DATA FOR THIS TASK

* * * * *

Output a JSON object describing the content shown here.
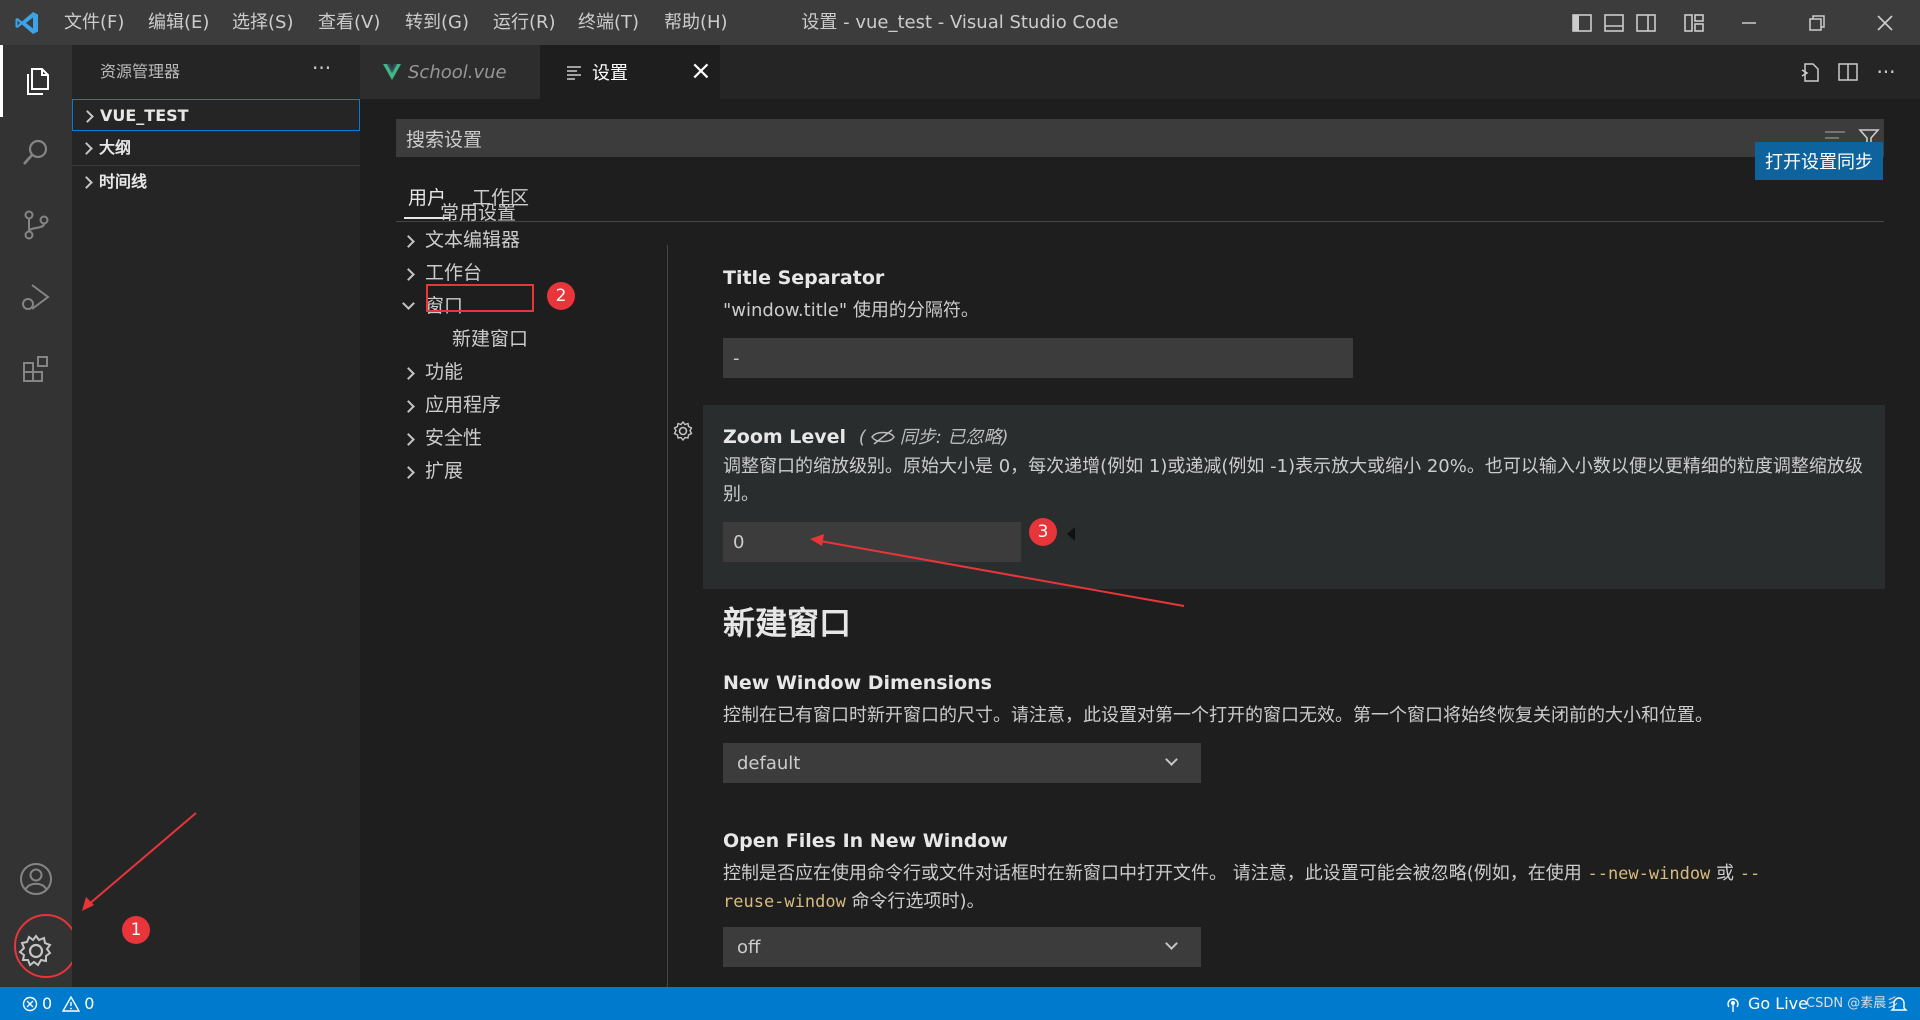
{
  "window": {
    "title": "设置 - vue_test - Visual Studio Code",
    "menu": [
      "文件(F)",
      "编辑(E)",
      "选择(S)",
      "查看(V)",
      "转到(G)",
      "运行(R)",
      "终端(T)",
      "帮助(H)"
    ]
  },
  "activity_bar": {
    "items": [
      "files-icon",
      "search-icon",
      "source-control-icon",
      "run-debug-icon",
      "extensions-icon"
    ],
    "bottom": [
      "account-icon",
      "settings-gear-icon"
    ]
  },
  "sidebar": {
    "header": "资源管理器",
    "more": "···",
    "sections": [
      "VUE_TEST",
      "大纲",
      "时间线"
    ]
  },
  "tabs": [
    {
      "label": "School.vue",
      "icon": "vue-icon",
      "active": false
    },
    {
      "label": "设置",
      "icon": "settings-doc-icon",
      "active": true,
      "close": "×"
    }
  ],
  "settings": {
    "search_placeholder": "搜索设置",
    "scope_tabs": [
      "用户",
      "工作区"
    ],
    "sync_button": "打开设置同步",
    "toc": [
      "常用设置",
      "文本编辑器",
      "工作台",
      "窗口",
      "新建窗口",
      "功能",
      "应用程序",
      "安全性",
      "扩展"
    ],
    "title_separator": {
      "title": "Title Separator",
      "desc": "\"window.title\" 使用的分隔符。",
      "value": "-"
    },
    "zoom_level": {
      "title": "Zoom Level",
      "sync_note": "同步: 已忽略)",
      "sync_open": "(",
      "desc": "调整窗口的缩放级别。原始大小是 0，每次递增(例如 1)或递减(例如 -1)表示放大或缩小 20%。也可以输入小数以便以更精细的粒度调整缩放级别。",
      "value": "0"
    },
    "section_heading": "新建窗口",
    "new_window_dimensions": {
      "title": "New Window Dimensions",
      "desc": "控制在已有窗口时新开窗口的尺寸。请注意，此设置对第一个打开的窗口无效。第一个窗口将始终恢复关闭前的大小和位置。",
      "value": "default"
    },
    "open_files_in_new_window": {
      "title": "Open Files In New Window",
      "desc_a": "控制是否应在使用命令行或文件对话框时在新窗口中打开文件。 请注意，此设置可能会被忽略(例如，在使用 ",
      "code_a": "--new-window",
      "desc_b": " 或 ",
      "code_b": "--",
      "code_c": "reuse-window",
      "desc_c": " 命令行选项时)。",
      "value": "off"
    }
  },
  "annotations": {
    "badge1": "1",
    "badge2": "2",
    "badge3": "3"
  },
  "statusbar": {
    "errors": "0",
    "warnings": "0",
    "go_live": "Go Live",
    "watermark": "CSDN @素晨彡"
  },
  "colors": {
    "accent": "#007acc",
    "sync_button": "#0e639c",
    "annotation": "#e8353a"
  }
}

* * * * *

AIM OF THE EXERCISE
Return the material exactly as given, apart from the pictures.

THE ANSWER
Output a JSON object describing the content shown here.
{
  "window": {
    "title": "设置 - vue_test - Visual Studio Code",
    "menu": [
      "文件(F)",
      "编辑(E)",
      "选择(S)",
      "查看(V)",
      "转到(G)",
      "运行(R)",
      "终端(T)",
      "帮助(H)"
    ]
  },
  "activity_bar": {
    "items": [
      "files-icon",
      "search-icon",
      "source-control-icon",
      "run-debug-icon",
      "extensions-icon"
    ],
    "bottom": [
      "account-icon",
      "settings-gear-icon"
    ]
  },
  "sidebar": {
    "header": "资源管理器",
    "more": "···",
    "sections": [
      "VUE_TEST",
      "大纲",
      "时间线"
    ]
  },
  "tabs": [
    {
      "label": "School.vue",
      "icon": "vue-icon",
      "active": false
    },
    {
      "label": "设置",
      "icon": "settings-doc-icon",
      "active": true,
      "close": "×"
    }
  ],
  "settings": {
    "search_placeholder": "搜索设置",
    "scope_tabs": [
      "用户",
      "工作区"
    ],
    "sync_button": "打开设置同步",
    "toc": [
      "常用设置",
      "文本编辑器",
      "工作台",
      "窗口",
      "新建窗口",
      "功能",
      "应用程序",
      "安全性",
      "扩展"
    ],
    "title_separator": {
      "title": "Title Separator",
      "desc": "\"window.title\" 使用的分隔符。",
      "value": "-"
    },
    "zoom_level": {
      "title": "Zoom Level",
      "sync_note": "同步: 已忽略)",
      "sync_open": "(",
      "desc": "调整窗口的缩放级别。原始大小是 0，每次递增(例如 1)或递减(例如 -1)表示放大或缩小 20%。也可以输入小数以便以更精细的粒度调整缩放级别。",
      "value": "0"
    },
    "section_heading": "新建窗口",
    "new_window_dimensions": {
      "title": "New Window Dimensions",
      "desc": "控制在已有窗口时新开窗口的尺寸。请注意，此设置对第一个打开的窗口无效。第一个窗口将始终恢复关闭前的大小和位置。",
      "value": "default"
    },
    "open_files_in_new_window": {
      "title": "Open Files In New Window",
      "desc_a": "控制是否应在使用命令行或文件对话框时在新窗口中打开文件。 请注意，此设置可能会被忽略(例如，在使用 ",
      "code_a": "--new-window",
      "desc_b": " 或 ",
      "code_b": "--",
      "code_c": "reuse-window",
      "desc_c": " 命令行选项时)。",
      "value": "off"
    }
  },
  "annotations": {
    "badge1": "1",
    "badge2": "2",
    "badge3": "3"
  },
  "statusbar": {
    "errors": "0",
    "warnings": "0",
    "go_live": "Go Live",
    "watermark": "CSDN @素晨彡"
  },
  "colors": {
    "accent": "#007acc",
    "sync_button": "#0e639c",
    "annotation": "#e8353a"
  }
}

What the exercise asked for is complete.